Saved data entries:
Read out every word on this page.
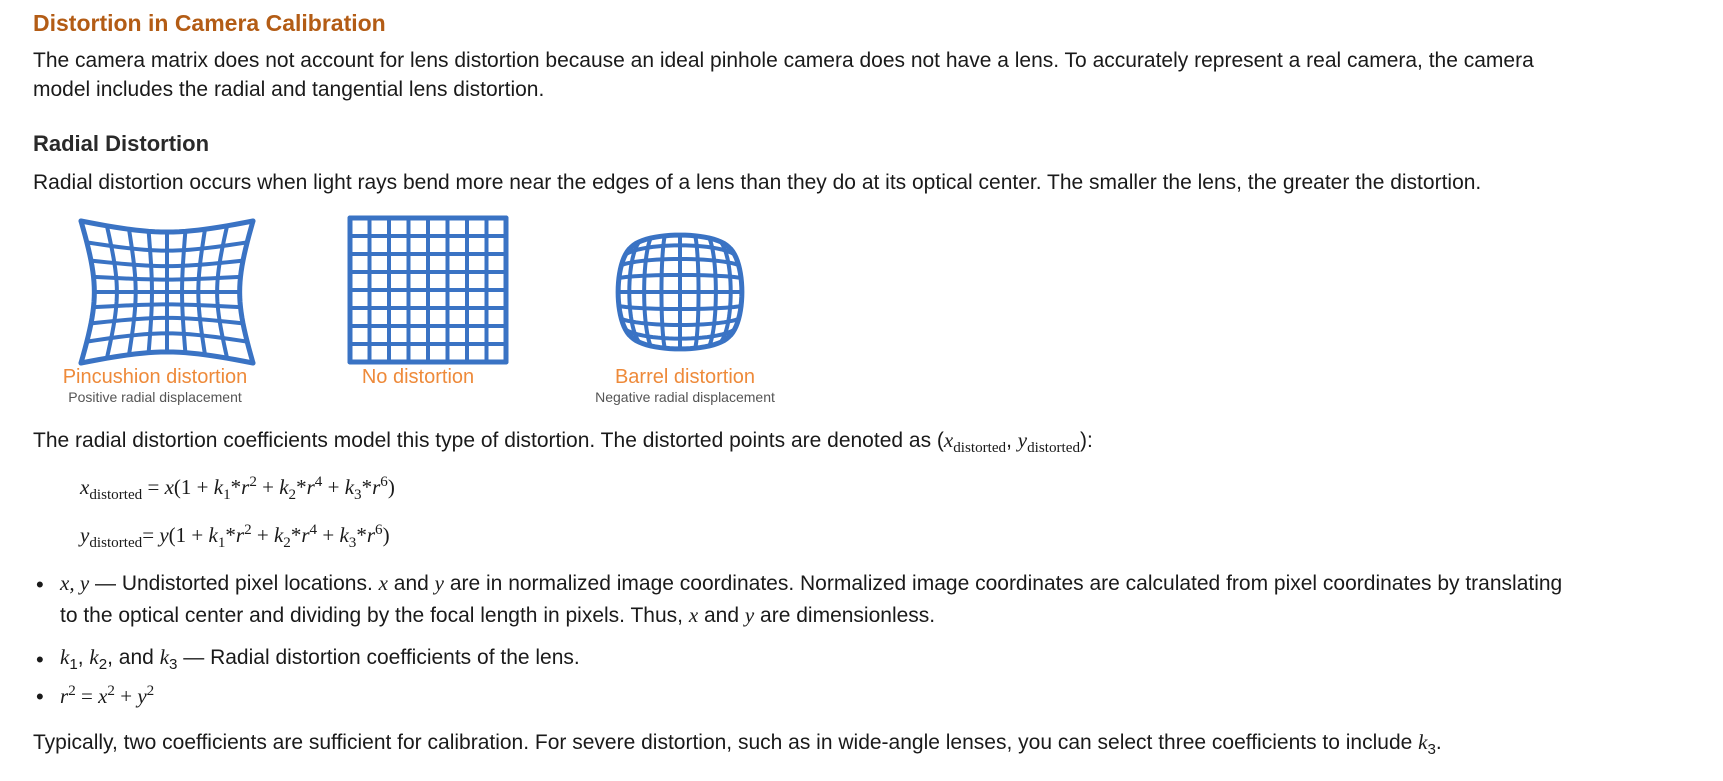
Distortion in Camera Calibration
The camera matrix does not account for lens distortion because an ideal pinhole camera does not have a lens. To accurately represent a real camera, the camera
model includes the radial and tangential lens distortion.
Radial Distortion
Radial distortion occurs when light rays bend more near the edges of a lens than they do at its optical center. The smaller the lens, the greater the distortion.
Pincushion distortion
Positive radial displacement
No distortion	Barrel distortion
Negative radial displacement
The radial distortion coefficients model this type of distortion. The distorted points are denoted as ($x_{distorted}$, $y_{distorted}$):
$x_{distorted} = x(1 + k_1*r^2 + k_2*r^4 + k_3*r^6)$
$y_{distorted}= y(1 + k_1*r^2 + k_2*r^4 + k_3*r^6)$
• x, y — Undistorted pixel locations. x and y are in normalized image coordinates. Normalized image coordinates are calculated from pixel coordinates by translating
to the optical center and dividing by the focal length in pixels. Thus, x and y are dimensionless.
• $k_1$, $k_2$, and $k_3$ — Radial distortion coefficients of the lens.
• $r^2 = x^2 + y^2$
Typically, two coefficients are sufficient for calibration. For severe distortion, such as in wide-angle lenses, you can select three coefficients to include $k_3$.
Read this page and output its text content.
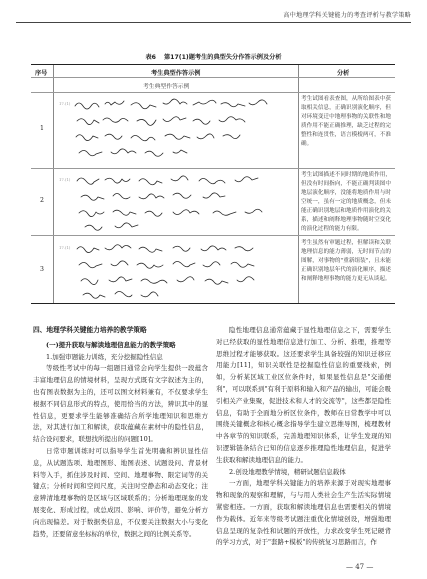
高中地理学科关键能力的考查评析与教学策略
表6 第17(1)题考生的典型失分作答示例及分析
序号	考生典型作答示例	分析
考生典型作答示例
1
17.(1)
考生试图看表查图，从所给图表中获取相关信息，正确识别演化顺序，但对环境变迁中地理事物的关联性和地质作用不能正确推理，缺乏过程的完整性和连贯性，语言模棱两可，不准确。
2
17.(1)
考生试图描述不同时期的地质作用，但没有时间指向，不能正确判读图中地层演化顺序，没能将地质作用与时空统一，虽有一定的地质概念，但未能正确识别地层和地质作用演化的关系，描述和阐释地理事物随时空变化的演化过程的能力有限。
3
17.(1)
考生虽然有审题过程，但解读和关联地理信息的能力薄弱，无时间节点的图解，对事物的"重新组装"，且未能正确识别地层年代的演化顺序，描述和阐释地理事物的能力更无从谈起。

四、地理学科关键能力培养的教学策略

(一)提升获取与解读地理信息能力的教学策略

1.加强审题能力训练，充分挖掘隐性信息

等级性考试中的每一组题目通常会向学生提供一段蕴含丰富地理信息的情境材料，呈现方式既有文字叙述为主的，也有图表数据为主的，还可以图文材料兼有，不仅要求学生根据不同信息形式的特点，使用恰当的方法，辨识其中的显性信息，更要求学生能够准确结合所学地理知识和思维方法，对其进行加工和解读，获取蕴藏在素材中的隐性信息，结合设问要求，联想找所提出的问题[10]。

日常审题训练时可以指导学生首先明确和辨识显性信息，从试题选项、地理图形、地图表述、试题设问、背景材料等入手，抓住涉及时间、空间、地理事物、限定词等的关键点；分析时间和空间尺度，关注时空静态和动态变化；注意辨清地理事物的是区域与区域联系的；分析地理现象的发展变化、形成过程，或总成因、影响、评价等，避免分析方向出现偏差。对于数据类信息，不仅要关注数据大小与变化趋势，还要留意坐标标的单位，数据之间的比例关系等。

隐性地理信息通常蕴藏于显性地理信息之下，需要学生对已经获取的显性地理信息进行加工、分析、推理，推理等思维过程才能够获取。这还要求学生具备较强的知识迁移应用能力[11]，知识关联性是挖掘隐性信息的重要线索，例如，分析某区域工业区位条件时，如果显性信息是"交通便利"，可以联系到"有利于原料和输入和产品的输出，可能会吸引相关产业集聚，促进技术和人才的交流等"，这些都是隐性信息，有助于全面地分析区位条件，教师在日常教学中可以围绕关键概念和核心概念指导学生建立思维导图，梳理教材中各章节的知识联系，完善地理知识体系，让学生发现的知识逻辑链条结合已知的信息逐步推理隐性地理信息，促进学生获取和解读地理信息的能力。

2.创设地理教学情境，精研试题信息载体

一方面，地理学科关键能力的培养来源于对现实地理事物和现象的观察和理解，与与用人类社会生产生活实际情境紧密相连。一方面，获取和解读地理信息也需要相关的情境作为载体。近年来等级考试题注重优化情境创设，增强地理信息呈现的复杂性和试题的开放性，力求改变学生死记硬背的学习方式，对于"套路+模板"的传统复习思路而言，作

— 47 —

Do this - Identify every line holding the word "displacement" and copy it out.

Result -
Positive radial displacement
Negative radial displacement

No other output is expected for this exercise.